▶ **Task details**
Reproduce the records. Keep every word exact and include no images.

▶ **Material to process**

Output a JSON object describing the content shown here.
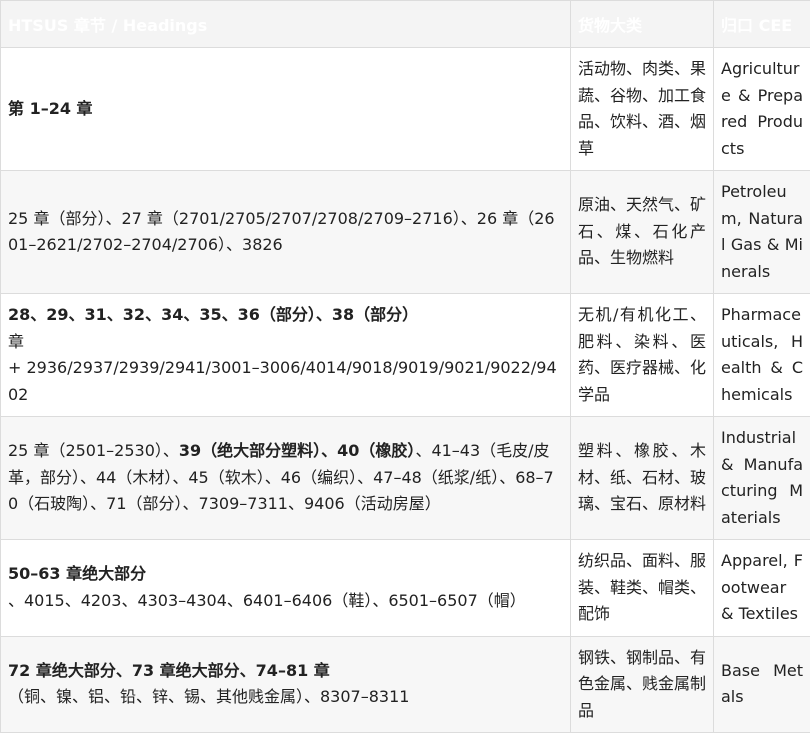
{
  "table": {
    "headers": [
      "HTSUS 章节 / Headings",
      "货物大类",
      "归口 CEE"
    ],
    "rows": [
      {
        "headings": [
          {
            "t": "第 1–24 章",
            "b": true
          }
        ],
        "category": "活动物、肉类、果蔬、谷物、加工食品、饮料、酒、烟草",
        "cee": "Agriculture & Prepared Products"
      },
      {
        "headings": [
          {
            "t": "25 章（部分）、27 章（2701/2705/2707/2708/2709–2716）、26 章（2601–2621/2702–2704/2706）、3826",
            "b": false
          }
        ],
        "category": "原油、天然气、矿石、煤、石化产品、生物燃料",
        "cee": "Petroleum, Natural Gas & Minerals"
      },
      {
        "headings": [
          {
            "t": "28、29、31、32、34、35、36（部分）、38（部分）",
            "b": true
          },
          {
            "t": "章",
            "b": false,
            "br": true
          },
          {
            "t": "+ 2936/2937/2939/2941/3001–3006/4014/9018/9019/9021/9022/9402",
            "b": false,
            "br": true
          }
        ],
        "category": "无机/有机化工、肥料、染料、医药、医疗器械、化学品",
        "cee": "Pharmaceuticals, Health & Chemicals"
      },
      {
        "headings": [
          {
            "t": "25 章（2501–2530）、",
            "b": false
          },
          {
            "t": "39（绝大部分塑料）、40（橡胶）",
            "b": true
          },
          {
            "t": "、41–43（毛皮/皮革，部分）、44（木材）、45（软木）、46（编织）、47–48（纸浆/纸）、68–70（石玻陶）、71（部分）、7309–7311、9406（活动房屋）",
            "b": false
          }
        ],
        "category": "塑料、橡胶、木材、纸、石材、玻璃、宝石、原材料",
        "cee": "Industrial & Manufacturing Materials"
      },
      {
        "headings": [
          {
            "t": "50–63 章绝大部分",
            "b": true
          },
          {
            "t": "、4015、4203、4303–4304、6401–6406（鞋）、6501–6507（帽）",
            "b": false,
            "br": true
          }
        ],
        "category": "纺织品、面料、服装、鞋类、帽类、配饰",
        "cee": "Apparel, Footwear & Textiles"
      },
      {
        "headings": [
          {
            "t": "72 章绝大部分、73 章绝大部分、74–81 章",
            "b": true
          },
          {
            "t": "（铜、镍、铝、铅、锌、锡、其他贱金属）、8307–8311",
            "b": false,
            "br": true
          }
        ],
        "category": "钢铁、钢制品、有色金属、贱金属制品",
        "cee": "Base Metals"
      }
    ]
  }
}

▶ **Solution to the exercise**
Output a JSON object describing the content shown here.
{
  "table": {
    "headers": [
      "HTSUS 章节 / Headings",
      "货物大类",
      "归口 CEE"
    ],
    "rows": [
      {
        "headings": [
          {
            "t": "第 1–24 章",
            "b": true
          }
        ],
        "category": "活动物、肉类、果蔬、谷物、加工食品、饮料、酒、烟草",
        "cee": "Agriculture & Prepared Products"
      },
      {
        "headings": [
          {
            "t": "25 章（部分）、27 章（2701/2705/2707/2708/2709–2716）、26 章（2601–2621/2702–2704/2706）、3826",
            "b": false
          }
        ],
        "category": "原油、天然气、矿石、煤、石化产品、生物燃料",
        "cee": "Petroleum, Natural Gas & Minerals"
      },
      {
        "headings": [
          {
            "t": "28、29、31、32、34、35、36（部分）、38（部分）",
            "b": true
          },
          {
            "t": "章",
            "b": false,
            "br": true
          },
          {
            "t": "+ 2936/2937/2939/2941/3001–3006/4014/9018/9019/9021/9022/9402",
            "b": false,
            "br": true
          }
        ],
        "category": "无机/有机化工、肥料、染料、医药、医疗器械、化学品",
        "cee": "Pharmaceuticals, Health & Chemicals"
      },
      {
        "headings": [
          {
            "t": "25 章（2501–2530）、",
            "b": false
          },
          {
            "t": "39（绝大部分塑料）、40（橡胶）",
            "b": true
          },
          {
            "t": "、41–43（毛皮/皮革，部分）、44（木材）、45（软木）、46（编织）、47–48（纸浆/纸）、68–70（石玻陶）、71（部分）、7309–7311、9406（活动房屋）",
            "b": false
          }
        ],
        "category": "塑料、橡胶、木材、纸、石材、玻璃、宝石、原材料",
        "cee": "Industrial & Manufacturing Materials"
      },
      {
        "headings": [
          {
            "t": "50–63 章绝大部分",
            "b": true
          },
          {
            "t": "、4015、4203、4303–4304、6401–6406（鞋）、6501–6507（帽）",
            "b": false,
            "br": true
          }
        ],
        "category": "纺织品、面料、服装、鞋类、帽类、配饰",
        "cee": "Apparel, Footwear & Textiles"
      },
      {
        "headings": [
          {
            "t": "72 章绝大部分、73 章绝大部分、74–81 章",
            "b": true
          },
          {
            "t": "（铜、镍、铝、铅、锌、锡、其他贱金属）、8307–8311",
            "b": false,
            "br": true
          }
        ],
        "category": "钢铁、钢制品、有色金属、贱金属制品",
        "cee": "Base Metals"
      }
    ]
  }
}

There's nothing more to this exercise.